┌──

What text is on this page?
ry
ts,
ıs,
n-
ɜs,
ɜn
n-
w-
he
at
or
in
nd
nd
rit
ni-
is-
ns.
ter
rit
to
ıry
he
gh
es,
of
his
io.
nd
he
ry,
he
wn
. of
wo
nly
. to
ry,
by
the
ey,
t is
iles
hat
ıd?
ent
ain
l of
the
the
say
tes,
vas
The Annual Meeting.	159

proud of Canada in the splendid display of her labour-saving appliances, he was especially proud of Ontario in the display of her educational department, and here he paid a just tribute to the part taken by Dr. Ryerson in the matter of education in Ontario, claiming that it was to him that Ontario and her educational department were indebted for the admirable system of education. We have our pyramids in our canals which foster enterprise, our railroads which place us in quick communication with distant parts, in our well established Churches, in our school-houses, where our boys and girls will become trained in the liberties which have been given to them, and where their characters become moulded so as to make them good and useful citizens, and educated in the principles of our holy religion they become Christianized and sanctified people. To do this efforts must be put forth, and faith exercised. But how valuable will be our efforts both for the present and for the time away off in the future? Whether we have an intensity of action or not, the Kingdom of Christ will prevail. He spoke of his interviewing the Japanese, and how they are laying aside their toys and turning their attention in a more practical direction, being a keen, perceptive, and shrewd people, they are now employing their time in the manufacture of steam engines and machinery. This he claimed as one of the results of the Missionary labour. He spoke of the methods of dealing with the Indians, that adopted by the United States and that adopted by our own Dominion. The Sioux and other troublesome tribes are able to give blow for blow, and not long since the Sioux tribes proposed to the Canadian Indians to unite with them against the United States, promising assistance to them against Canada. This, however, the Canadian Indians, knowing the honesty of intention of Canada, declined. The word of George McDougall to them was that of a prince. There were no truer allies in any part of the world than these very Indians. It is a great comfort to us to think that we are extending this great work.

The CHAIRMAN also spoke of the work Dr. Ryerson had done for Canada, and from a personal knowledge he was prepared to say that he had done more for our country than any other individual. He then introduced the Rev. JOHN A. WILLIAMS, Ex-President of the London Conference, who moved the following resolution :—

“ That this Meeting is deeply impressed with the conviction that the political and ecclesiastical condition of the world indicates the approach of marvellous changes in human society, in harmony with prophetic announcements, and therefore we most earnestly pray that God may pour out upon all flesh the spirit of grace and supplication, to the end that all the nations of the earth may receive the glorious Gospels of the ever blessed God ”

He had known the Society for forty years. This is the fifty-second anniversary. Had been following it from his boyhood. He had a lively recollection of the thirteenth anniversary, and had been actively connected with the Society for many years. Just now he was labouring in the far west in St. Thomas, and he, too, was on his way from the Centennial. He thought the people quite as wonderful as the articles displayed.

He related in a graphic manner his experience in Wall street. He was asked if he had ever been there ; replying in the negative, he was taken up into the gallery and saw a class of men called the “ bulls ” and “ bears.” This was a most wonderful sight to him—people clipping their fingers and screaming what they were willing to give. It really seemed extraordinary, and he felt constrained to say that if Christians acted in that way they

└──

_To do_
Review the preceding data and report every line that includes the string "from".

_Task answer_
The CHAIRMAN also spoke of the work Dr. Ryerson had done for Canada, and from a personal knowledge he was prepared to say that he had done more for our country than any other individual. He then introduced the Rev. JOHN A. WILLIAMS, Ex-President of the London Conference, who moved the following resolution :—
He had known the Society for forty years. This is the fifty-second anniversary. Had been following it from his boyhood. He had a lively recollection of the thirteenth anniversary, and had been actively connected with the Society for many years. Just now he was labouring in the far west in St. Thomas, and he, too, was on his way from the Centennial. He thought the people quite as wonderful as the articles displayed.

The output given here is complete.